PROBLEM DETAILS:
All of the material below is to be retyped exactly.

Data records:
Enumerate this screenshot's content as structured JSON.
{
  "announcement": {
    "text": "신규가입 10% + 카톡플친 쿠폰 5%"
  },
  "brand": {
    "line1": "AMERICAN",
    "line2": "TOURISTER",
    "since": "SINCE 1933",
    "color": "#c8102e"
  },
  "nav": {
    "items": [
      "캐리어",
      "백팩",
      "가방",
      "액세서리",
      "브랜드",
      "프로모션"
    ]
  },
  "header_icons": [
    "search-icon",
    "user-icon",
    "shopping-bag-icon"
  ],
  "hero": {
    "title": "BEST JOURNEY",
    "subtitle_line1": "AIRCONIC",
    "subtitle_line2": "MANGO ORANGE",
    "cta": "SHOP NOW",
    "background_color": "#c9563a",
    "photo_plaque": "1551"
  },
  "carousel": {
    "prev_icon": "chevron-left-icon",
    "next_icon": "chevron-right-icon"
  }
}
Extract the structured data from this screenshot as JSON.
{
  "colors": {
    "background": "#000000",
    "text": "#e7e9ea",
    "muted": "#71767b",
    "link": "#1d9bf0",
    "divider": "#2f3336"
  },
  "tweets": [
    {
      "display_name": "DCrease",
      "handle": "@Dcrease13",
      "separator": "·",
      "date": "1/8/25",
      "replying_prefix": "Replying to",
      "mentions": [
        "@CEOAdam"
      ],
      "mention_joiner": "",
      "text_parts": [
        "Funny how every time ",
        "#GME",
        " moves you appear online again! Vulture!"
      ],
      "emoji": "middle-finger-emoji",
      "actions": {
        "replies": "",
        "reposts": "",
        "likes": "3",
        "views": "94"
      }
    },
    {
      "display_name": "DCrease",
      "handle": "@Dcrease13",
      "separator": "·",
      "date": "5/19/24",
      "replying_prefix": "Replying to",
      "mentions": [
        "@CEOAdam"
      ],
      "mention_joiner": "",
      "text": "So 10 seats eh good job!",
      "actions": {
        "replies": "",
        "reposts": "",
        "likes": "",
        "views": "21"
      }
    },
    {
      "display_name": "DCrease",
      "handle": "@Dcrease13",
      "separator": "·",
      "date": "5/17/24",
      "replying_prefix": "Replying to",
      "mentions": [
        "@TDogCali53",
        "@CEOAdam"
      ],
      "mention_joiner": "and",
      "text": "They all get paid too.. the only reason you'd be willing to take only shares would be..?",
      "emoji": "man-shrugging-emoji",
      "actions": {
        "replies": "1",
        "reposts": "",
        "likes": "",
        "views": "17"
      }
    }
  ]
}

TASK SOLUTION:
Enumerate this screenshot's content as structured JSON.
{
  "announcement": {
    "text": "신규가입 10% + 카톡플친 쿠폰 5%"
  },
  "brand": {
    "line1": "AMERICAN",
    "line2": "TOURISTER",
    "since": "SINCE 1933",
    "color": "#c8102e"
  },
  "nav": {
    "items": [
      "캐리어",
      "백팩",
      "가방",
      "액세서리",
      "브랜드",
      "프로모션"
    ]
  },
  "header_icons": [
    "search-icon",
    "user-icon",
    "shopping-bag-icon"
  ],
  "hero": {
    "title": "BEST JOURNEY",
    "subtitle_line1": "AIRCONIC",
    "subtitle_line2": "MANGO ORANGE",
    "cta": "SHOP NOW",
    "background_color": "#c9563a",
    "photo_plaque": "1551"
  },
  "carousel": {
    "prev_icon": "chevron-left-icon",
    "next_icon": "chevron-right-icon"
  }
}
Extract the structured data from this screenshot as JSON.
{
  "colors": {
    "background": "#000000",
    "text": "#e7e9ea",
    "muted": "#71767b",
    "link": "#1d9bf0",
    "divider": "#2f3336"
  },
  "tweets": [
    {
      "display_name": "DCrease",
      "handle": "@Dcrease13",
      "separator": "·",
      "date": "1/8/25",
      "replying_prefix": "Replying to",
      "mentions": [
        "@CEOAdam"
      ],
      "mention_joiner": "",
      "text_parts": [
        "Funny how every time ",
        "#GME",
        " moves you appear online again! Vulture!"
      ],
      "emoji": "middle-finger-emoji",
      "actions": {
        "replies": "",
        "reposts": "",
        "likes": "3",
        "views": "94"
      }
    },
    {
      "display_name": "DCrease",
      "handle": "@Dcrease13",
      "separator": "·",
      "date": "5/19/24",
      "replying_prefix": "Replying to",
      "mentions": [
        "@CEOAdam"
      ],
      "mention_joiner": "",
      "text": "So 10 seats eh good job!",
      "actions": {
        "replies": "",
        "reposts": "",
        "likes": "",
        "views": "21"
      }
    },
    {
      "display_name": "DCrease",
      "handle": "@Dcrease13",
      "separator": "·",
      "date": "5/17/24",
      "replying_prefix": "Replying to",
      "mentions": [
        "@TDogCali53",
        "@CEOAdam"
      ],
      "mention_joiner": "and",
      "text": "They all get paid too.. the only reason you'd be willing to take only shares would be..?",
      "emoji": "man-shrugging-emoji",
      "actions": {
        "replies": "1",
        "reposts": "",
        "likes": "",
        "views": "17"
      }
    }
  ]
}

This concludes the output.